-- START --

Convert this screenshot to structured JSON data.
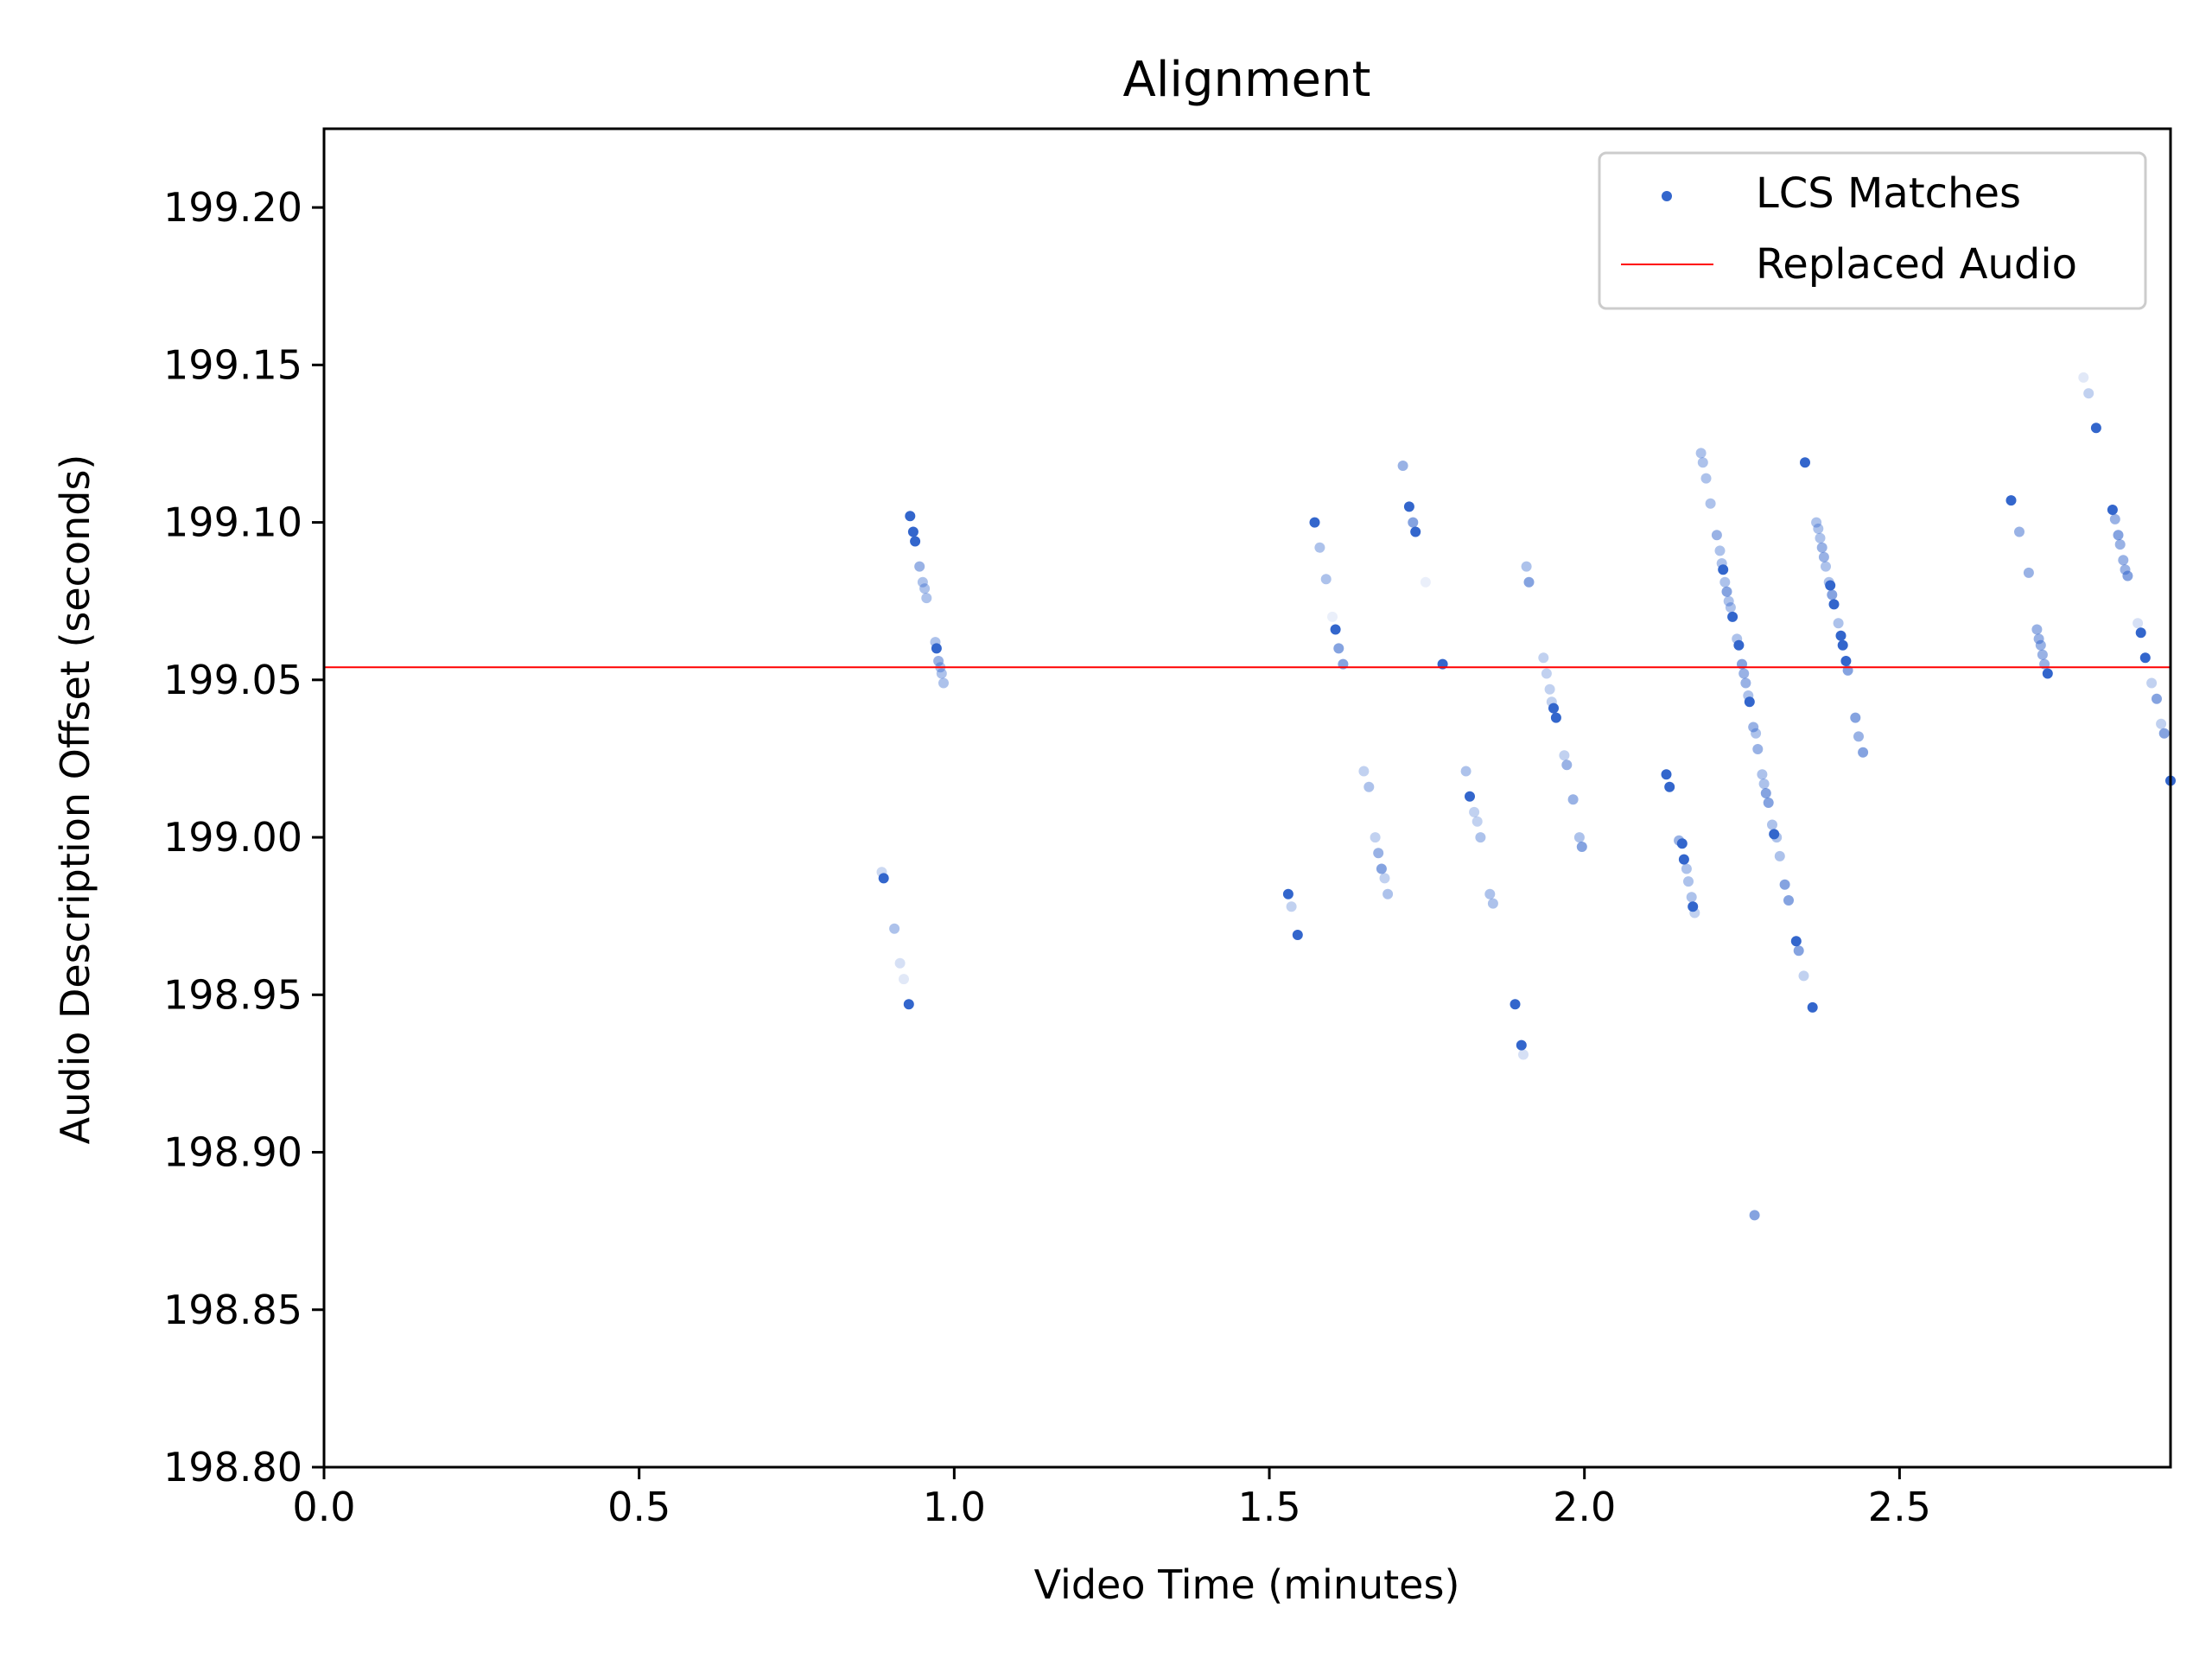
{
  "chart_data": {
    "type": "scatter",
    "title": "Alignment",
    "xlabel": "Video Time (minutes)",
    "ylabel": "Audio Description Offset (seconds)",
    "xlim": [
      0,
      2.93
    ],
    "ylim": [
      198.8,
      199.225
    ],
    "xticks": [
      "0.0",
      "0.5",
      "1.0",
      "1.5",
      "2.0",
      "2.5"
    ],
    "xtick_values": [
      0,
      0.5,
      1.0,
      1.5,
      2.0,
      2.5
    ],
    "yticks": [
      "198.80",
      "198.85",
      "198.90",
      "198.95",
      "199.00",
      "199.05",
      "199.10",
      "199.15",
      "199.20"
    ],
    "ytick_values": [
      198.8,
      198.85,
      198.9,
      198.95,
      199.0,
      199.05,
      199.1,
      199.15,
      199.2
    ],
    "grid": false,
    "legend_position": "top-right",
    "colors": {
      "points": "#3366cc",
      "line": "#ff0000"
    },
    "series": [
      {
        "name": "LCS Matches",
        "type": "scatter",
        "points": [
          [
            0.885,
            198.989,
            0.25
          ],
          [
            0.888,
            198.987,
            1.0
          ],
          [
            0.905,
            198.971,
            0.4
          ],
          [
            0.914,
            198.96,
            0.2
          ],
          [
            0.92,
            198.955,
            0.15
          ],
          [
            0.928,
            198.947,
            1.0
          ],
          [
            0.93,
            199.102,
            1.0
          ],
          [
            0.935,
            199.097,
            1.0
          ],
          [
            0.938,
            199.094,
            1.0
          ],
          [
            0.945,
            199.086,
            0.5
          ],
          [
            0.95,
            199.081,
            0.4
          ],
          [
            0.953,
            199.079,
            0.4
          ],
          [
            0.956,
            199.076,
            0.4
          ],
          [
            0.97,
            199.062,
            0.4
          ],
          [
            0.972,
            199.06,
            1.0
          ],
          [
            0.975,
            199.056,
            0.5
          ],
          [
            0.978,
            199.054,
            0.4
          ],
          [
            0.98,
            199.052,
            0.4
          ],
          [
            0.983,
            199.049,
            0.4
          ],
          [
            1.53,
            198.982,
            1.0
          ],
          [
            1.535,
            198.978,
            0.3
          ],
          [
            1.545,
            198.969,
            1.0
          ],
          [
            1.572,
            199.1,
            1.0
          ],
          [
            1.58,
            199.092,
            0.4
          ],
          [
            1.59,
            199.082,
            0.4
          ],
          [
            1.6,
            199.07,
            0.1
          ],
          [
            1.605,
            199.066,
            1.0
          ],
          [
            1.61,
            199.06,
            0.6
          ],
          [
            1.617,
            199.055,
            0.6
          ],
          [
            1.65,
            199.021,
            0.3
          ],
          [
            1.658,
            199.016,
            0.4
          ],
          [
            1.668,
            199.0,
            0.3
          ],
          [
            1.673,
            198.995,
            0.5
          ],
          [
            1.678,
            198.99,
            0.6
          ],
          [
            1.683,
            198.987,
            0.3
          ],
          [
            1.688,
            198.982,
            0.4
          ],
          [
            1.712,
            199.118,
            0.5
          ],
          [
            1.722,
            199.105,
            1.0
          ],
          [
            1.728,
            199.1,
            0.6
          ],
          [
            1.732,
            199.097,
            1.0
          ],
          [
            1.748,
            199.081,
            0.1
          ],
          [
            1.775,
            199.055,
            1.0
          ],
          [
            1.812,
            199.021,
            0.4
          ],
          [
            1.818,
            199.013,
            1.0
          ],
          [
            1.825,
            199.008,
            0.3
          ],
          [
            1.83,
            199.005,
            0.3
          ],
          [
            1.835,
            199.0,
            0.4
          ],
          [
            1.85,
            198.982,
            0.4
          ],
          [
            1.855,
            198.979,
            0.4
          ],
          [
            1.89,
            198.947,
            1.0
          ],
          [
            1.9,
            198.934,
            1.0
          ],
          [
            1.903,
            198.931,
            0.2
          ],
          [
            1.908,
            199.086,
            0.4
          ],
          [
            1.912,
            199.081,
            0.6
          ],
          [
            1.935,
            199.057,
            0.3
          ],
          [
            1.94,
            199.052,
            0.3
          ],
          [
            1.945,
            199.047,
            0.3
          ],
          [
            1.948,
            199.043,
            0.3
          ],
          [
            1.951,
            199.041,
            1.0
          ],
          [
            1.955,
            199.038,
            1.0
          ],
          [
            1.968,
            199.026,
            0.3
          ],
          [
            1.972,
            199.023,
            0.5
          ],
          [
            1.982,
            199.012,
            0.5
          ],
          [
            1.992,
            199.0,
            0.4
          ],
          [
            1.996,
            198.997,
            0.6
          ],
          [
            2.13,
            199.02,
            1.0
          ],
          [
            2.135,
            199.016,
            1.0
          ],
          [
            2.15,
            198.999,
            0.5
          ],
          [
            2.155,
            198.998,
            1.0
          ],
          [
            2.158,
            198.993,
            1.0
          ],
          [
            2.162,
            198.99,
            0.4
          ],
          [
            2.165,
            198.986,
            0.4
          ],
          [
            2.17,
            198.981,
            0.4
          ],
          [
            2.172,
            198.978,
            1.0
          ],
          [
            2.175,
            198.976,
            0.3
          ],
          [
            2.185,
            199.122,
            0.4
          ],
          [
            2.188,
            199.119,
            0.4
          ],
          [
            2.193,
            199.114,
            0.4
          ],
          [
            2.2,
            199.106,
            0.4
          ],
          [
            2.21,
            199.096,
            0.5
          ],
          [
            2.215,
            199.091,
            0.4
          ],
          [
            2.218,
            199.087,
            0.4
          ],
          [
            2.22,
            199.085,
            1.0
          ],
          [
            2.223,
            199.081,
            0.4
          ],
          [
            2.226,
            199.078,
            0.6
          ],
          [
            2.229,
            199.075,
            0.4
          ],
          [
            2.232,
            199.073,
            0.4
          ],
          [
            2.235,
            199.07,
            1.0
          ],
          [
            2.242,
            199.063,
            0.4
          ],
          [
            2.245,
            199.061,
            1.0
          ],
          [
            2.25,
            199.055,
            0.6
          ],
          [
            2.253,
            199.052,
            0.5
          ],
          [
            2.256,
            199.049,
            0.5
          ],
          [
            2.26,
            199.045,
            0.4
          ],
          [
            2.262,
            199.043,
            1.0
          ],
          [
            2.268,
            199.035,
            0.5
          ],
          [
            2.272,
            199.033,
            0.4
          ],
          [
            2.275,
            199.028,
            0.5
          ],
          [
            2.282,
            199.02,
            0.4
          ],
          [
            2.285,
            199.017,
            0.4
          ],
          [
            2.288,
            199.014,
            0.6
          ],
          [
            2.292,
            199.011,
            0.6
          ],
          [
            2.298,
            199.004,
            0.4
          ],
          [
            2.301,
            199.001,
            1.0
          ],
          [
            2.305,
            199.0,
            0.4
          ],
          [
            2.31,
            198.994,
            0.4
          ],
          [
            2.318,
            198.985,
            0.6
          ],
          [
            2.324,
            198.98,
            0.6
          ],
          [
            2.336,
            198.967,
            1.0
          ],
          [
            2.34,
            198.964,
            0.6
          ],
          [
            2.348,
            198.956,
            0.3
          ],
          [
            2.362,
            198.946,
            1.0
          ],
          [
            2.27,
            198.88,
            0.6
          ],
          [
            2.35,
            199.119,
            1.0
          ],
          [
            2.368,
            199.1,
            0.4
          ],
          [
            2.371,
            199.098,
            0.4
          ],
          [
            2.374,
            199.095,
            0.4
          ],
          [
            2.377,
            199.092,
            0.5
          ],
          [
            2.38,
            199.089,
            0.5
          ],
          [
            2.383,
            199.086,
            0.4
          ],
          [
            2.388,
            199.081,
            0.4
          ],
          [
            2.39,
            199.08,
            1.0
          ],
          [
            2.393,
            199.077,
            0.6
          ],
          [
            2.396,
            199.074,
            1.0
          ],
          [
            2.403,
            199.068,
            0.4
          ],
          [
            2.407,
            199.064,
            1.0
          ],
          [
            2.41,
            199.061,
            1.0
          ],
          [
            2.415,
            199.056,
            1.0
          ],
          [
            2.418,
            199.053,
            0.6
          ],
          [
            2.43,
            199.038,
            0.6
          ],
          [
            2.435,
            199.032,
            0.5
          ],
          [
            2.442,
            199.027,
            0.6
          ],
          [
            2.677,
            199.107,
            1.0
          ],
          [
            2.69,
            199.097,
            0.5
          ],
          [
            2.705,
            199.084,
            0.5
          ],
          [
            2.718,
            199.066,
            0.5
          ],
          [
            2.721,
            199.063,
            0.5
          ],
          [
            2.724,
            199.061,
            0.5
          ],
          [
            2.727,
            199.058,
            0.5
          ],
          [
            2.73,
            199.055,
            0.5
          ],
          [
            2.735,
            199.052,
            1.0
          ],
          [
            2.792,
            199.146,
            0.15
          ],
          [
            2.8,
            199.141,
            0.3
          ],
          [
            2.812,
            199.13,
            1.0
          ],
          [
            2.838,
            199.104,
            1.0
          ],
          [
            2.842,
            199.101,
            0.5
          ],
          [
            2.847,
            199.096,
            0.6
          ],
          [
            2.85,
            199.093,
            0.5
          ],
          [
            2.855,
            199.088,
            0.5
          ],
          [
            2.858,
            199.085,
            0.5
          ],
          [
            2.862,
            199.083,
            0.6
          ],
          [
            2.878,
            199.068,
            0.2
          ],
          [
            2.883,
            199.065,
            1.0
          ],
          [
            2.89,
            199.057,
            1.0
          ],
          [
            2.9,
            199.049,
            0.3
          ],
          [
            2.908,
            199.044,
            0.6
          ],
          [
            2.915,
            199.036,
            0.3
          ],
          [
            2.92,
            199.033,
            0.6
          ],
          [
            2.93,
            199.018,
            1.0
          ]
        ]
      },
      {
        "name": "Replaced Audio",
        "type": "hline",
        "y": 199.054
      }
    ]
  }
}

-- END --

▸ **Written task**
Find how many lines of the material carry the string "name". Only the number should be in the answer.

▸ **Output below**
2